• [Set problem]: Gather all lines in the data that hold the string "находящихся".

++++

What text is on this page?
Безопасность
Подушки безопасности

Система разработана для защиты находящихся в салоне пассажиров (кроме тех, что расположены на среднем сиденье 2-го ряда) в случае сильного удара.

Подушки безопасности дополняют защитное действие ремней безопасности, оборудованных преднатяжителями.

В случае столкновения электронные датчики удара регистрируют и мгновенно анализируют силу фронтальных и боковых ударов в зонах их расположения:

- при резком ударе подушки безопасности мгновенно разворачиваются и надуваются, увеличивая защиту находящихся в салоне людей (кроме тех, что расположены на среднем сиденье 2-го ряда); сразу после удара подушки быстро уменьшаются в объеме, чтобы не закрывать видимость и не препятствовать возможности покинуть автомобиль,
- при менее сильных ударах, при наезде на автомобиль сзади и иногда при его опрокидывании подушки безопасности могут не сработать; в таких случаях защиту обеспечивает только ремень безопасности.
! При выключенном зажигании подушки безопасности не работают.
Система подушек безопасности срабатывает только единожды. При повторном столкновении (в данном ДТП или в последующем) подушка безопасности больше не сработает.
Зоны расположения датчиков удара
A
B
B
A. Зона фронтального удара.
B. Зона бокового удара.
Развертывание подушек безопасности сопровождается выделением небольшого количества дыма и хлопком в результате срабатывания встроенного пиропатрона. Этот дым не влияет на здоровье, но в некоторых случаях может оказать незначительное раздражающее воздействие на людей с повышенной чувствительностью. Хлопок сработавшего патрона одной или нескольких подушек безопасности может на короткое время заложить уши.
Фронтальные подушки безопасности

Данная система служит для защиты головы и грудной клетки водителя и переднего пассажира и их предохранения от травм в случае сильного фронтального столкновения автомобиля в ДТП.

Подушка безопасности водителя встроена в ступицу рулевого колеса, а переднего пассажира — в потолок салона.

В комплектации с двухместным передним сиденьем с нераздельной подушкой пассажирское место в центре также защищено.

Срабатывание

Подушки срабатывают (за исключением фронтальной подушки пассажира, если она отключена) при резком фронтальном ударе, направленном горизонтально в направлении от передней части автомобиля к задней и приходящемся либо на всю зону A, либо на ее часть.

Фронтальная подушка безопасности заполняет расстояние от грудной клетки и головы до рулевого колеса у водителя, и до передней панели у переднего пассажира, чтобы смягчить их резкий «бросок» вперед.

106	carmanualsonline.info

++++

• [Response]:
Система разработана для защиты находящихся в салоне пассажиров (кроме тех, что расположены на среднем сиденье 2-го ряда) в случае сильного удара.
- при резком ударе подушки безопасности мгновенно разворачиваются и надуваются, увеличивая защиту находящихся в салоне людей (кроме тех, что расположены на среднем сиденье 2-го ряда); сразу после удара подушки быстро уменьшаются в объеме, чтобы не закрывать видимость и не препятствовать возможности покинуть автомобиль,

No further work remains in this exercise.